## [Exercise brief]
Copy out the entries in full and with complete accuracy; pictures are excluded.

## [Recorded information]
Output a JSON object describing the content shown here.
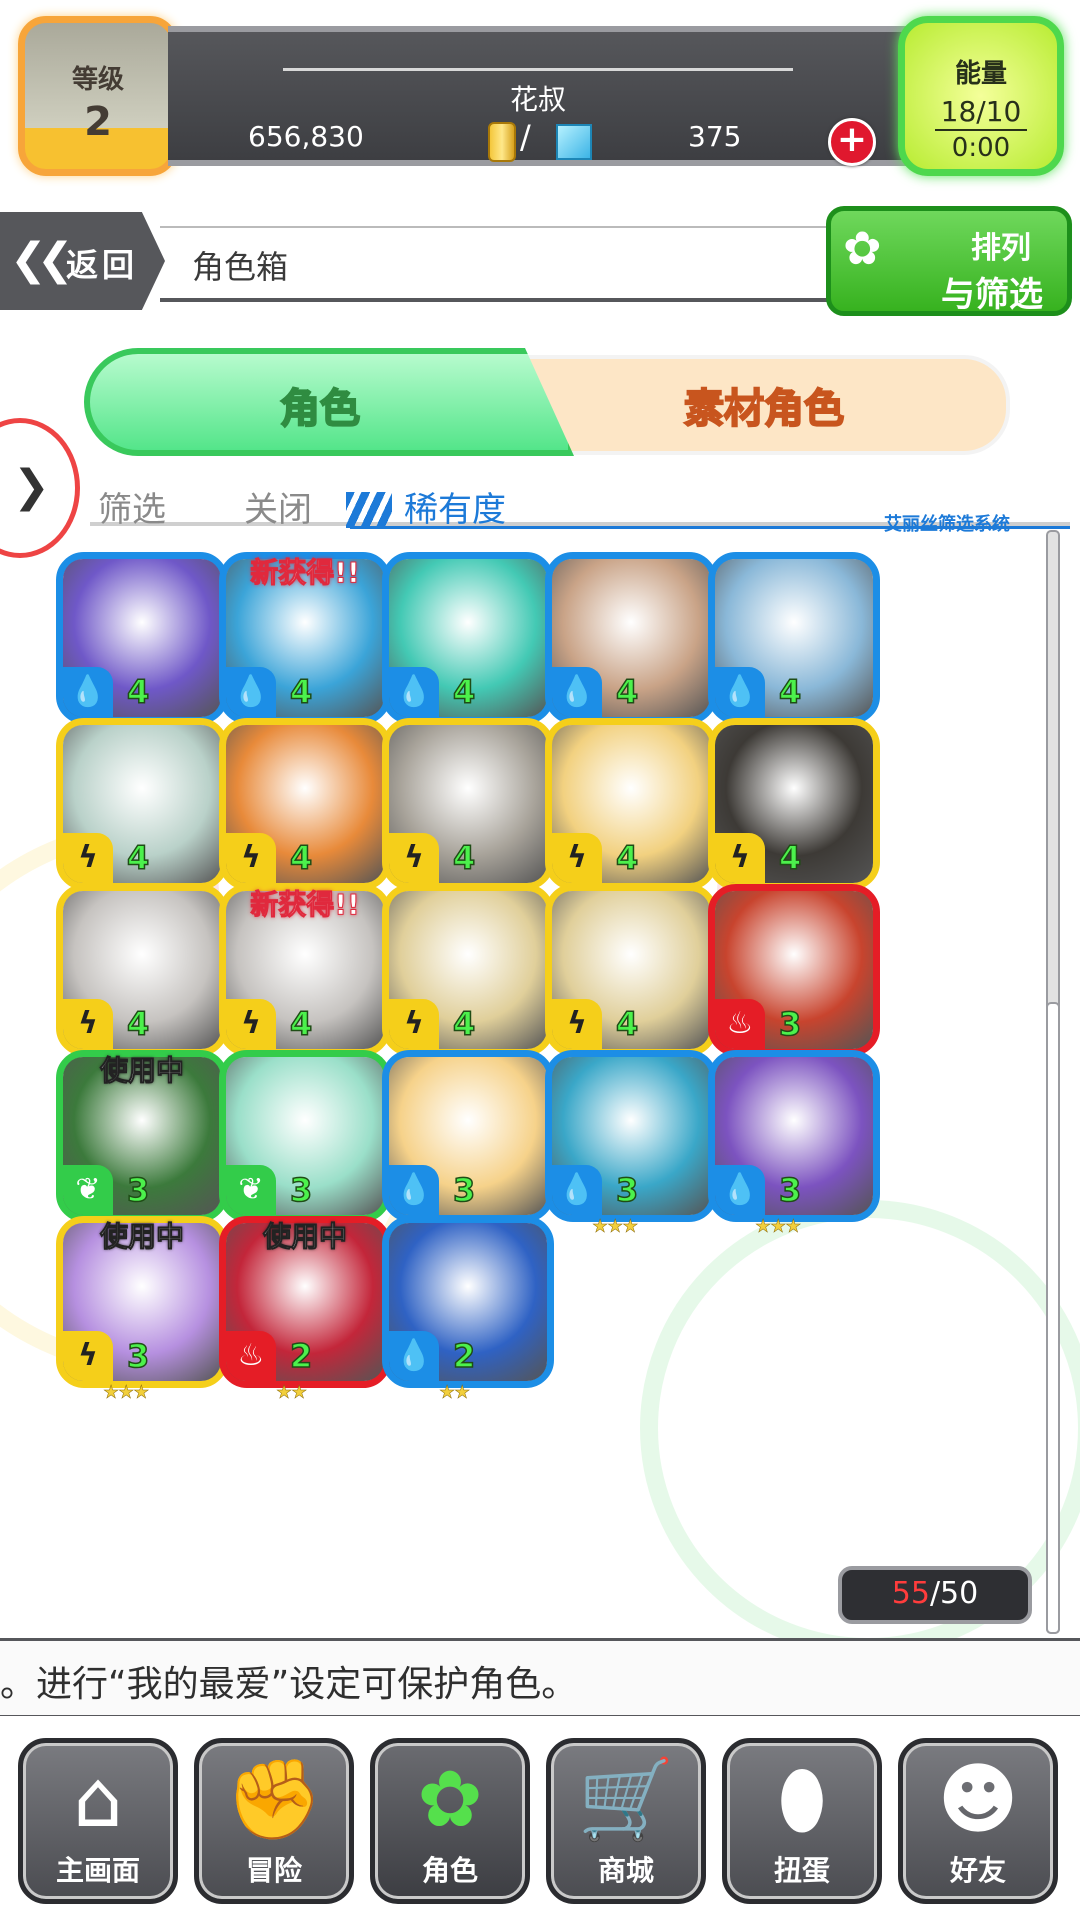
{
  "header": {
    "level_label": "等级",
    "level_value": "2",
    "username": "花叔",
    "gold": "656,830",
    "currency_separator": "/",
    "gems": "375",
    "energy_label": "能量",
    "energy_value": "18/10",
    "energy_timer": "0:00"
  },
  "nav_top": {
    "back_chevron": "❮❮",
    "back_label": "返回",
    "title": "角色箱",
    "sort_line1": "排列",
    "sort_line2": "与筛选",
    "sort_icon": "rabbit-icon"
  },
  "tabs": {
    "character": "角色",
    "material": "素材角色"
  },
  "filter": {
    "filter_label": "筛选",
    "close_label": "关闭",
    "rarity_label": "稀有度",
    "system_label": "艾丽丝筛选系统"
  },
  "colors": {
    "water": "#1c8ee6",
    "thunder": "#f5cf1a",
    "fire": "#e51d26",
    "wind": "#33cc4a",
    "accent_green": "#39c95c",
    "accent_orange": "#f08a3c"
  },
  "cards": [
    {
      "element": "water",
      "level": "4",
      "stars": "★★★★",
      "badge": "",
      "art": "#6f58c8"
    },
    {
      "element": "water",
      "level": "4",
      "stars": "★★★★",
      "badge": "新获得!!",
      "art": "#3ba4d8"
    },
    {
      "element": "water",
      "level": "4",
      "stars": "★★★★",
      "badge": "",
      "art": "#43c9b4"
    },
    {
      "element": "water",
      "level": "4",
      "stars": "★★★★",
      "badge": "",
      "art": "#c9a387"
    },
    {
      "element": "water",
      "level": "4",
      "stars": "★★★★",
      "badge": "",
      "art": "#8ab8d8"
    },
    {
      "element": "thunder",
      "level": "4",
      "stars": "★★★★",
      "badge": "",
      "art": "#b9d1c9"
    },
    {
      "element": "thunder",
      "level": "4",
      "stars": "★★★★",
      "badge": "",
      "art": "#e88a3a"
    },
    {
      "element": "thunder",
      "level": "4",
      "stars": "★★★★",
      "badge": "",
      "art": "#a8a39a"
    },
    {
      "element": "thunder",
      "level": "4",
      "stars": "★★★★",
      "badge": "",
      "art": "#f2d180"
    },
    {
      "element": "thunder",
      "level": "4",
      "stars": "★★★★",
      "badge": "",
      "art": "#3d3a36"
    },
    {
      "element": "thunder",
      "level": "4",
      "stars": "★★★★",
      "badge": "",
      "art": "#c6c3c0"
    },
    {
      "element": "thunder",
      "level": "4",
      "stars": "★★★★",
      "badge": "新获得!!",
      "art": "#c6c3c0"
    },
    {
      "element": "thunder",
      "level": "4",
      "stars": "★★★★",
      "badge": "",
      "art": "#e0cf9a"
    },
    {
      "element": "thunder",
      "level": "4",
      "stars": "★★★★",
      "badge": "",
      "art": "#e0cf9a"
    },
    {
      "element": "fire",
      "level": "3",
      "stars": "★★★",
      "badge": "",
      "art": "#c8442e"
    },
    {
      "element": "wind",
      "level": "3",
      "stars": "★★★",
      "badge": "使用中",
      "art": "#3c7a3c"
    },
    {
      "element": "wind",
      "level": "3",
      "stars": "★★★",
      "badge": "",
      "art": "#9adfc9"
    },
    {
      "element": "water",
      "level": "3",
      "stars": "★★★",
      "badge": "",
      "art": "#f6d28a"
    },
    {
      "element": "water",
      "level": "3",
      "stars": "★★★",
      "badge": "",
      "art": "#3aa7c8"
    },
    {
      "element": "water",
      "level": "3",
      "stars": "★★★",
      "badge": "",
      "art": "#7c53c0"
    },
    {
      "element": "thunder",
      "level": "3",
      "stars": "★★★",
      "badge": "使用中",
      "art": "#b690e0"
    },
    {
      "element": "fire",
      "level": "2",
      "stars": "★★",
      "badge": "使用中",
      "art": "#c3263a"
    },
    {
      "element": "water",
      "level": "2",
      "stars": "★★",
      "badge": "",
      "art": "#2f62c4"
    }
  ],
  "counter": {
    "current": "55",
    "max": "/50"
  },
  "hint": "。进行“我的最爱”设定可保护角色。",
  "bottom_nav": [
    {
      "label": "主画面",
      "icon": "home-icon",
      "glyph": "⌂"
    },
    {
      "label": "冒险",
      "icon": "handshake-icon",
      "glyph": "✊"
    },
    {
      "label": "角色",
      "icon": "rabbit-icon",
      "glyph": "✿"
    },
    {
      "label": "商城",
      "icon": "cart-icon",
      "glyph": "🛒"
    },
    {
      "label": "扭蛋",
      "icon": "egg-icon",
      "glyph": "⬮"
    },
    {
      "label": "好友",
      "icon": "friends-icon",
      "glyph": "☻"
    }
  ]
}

## [Solution to the exercise]
Output a JSON object describing the content shown here.
{
  "header": {
    "level_label": "等级",
    "level_value": "2",
    "username": "花叔",
    "gold": "656,830",
    "currency_separator": "/",
    "gems": "375",
    "energy_label": "能量",
    "energy_value": "18/10",
    "energy_timer": "0:00"
  },
  "nav_top": {
    "back_chevron": "❮❮",
    "back_label": "返回",
    "title": "角色箱",
    "sort_line1": "排列",
    "sort_line2": "与筛选",
    "sort_icon": "rabbit-icon"
  },
  "tabs": {
    "character": "角色",
    "material": "素材角色"
  },
  "filter": {
    "filter_label": "筛选",
    "close_label": "关闭",
    "rarity_label": "稀有度",
    "system_label": "艾丽丝筛选系统"
  },
  "colors": {
    "water": "#1c8ee6",
    "thunder": "#f5cf1a",
    "fire": "#e51d26",
    "wind": "#33cc4a",
    "accent_green": "#39c95c",
    "accent_orange": "#f08a3c"
  },
  "cards": [
    {
      "element": "water",
      "level": "4",
      "stars": "★★★★",
      "badge": "",
      "art": "#6f58c8"
    },
    {
      "element": "water",
      "level": "4",
      "stars": "★★★★",
      "badge": "新获得!!",
      "art": "#3ba4d8"
    },
    {
      "element": "water",
      "level": "4",
      "stars": "★★★★",
      "badge": "",
      "art": "#43c9b4"
    },
    {
      "element": "water",
      "level": "4",
      "stars": "★★★★",
      "badge": "",
      "art": "#c9a387"
    },
    {
      "element": "water",
      "level": "4",
      "stars": "★★★★",
      "badge": "",
      "art": "#8ab8d8"
    },
    {
      "element": "thunder",
      "level": "4",
      "stars": "★★★★",
      "badge": "",
      "art": "#b9d1c9"
    },
    {
      "element": "thunder",
      "level": "4",
      "stars": "★★★★",
      "badge": "",
      "art": "#e88a3a"
    },
    {
      "element": "thunder",
      "level": "4",
      "stars": "★★★★",
      "badge": "",
      "art": "#a8a39a"
    },
    {
      "element": "thunder",
      "level": "4",
      "stars": "★★★★",
      "badge": "",
      "art": "#f2d180"
    },
    {
      "element": "thunder",
      "level": "4",
      "stars": "★★★★",
      "badge": "",
      "art": "#3d3a36"
    },
    {
      "element": "thunder",
      "level": "4",
      "stars": "★★★★",
      "badge": "",
      "art": "#c6c3c0"
    },
    {
      "element": "thunder",
      "level": "4",
      "stars": "★★★★",
      "badge": "新获得!!",
      "art": "#c6c3c0"
    },
    {
      "element": "thunder",
      "level": "4",
      "stars": "★★★★",
      "badge": "",
      "art": "#e0cf9a"
    },
    {
      "element": "thunder",
      "level": "4",
      "stars": "★★★★",
      "badge": "",
      "art": "#e0cf9a"
    },
    {
      "element": "fire",
      "level": "3",
      "stars": "★★★",
      "badge": "",
      "art": "#c8442e"
    },
    {
      "element": "wind",
      "level": "3",
      "stars": "★★★",
      "badge": "使用中",
      "art": "#3c7a3c"
    },
    {
      "element": "wind",
      "level": "3",
      "stars": "★★★",
      "badge": "",
      "art": "#9adfc9"
    },
    {
      "element": "water",
      "level": "3",
      "stars": "★★★",
      "badge": "",
      "art": "#f6d28a"
    },
    {
      "element": "water",
      "level": "3",
      "stars": "★★★",
      "badge": "",
      "art": "#3aa7c8"
    },
    {
      "element": "water",
      "level": "3",
      "stars": "★★★",
      "badge": "",
      "art": "#7c53c0"
    },
    {
      "element": "thunder",
      "level": "3",
      "stars": "★★★",
      "badge": "使用中",
      "art": "#b690e0"
    },
    {
      "element": "fire",
      "level": "2",
      "stars": "★★",
      "badge": "使用中",
      "art": "#c3263a"
    },
    {
      "element": "water",
      "level": "2",
      "stars": "★★",
      "badge": "",
      "art": "#2f62c4"
    }
  ],
  "counter": {
    "current": "55",
    "max": "/50"
  },
  "hint": "。进行“我的最爱”设定可保护角色。",
  "bottom_nav": [
    {
      "label": "主画面",
      "icon": "home-icon",
      "glyph": "⌂"
    },
    {
      "label": "冒险",
      "icon": "handshake-icon",
      "glyph": "✊"
    },
    {
      "label": "角色",
      "icon": "rabbit-icon",
      "glyph": "✿"
    },
    {
      "label": "商城",
      "icon": "cart-icon",
      "glyph": "🛒"
    },
    {
      "label": "扭蛋",
      "icon": "egg-icon",
      "glyph": "⬮"
    },
    {
      "label": "好友",
      "icon": "friends-icon",
      "glyph": "☻"
    }
  ]
}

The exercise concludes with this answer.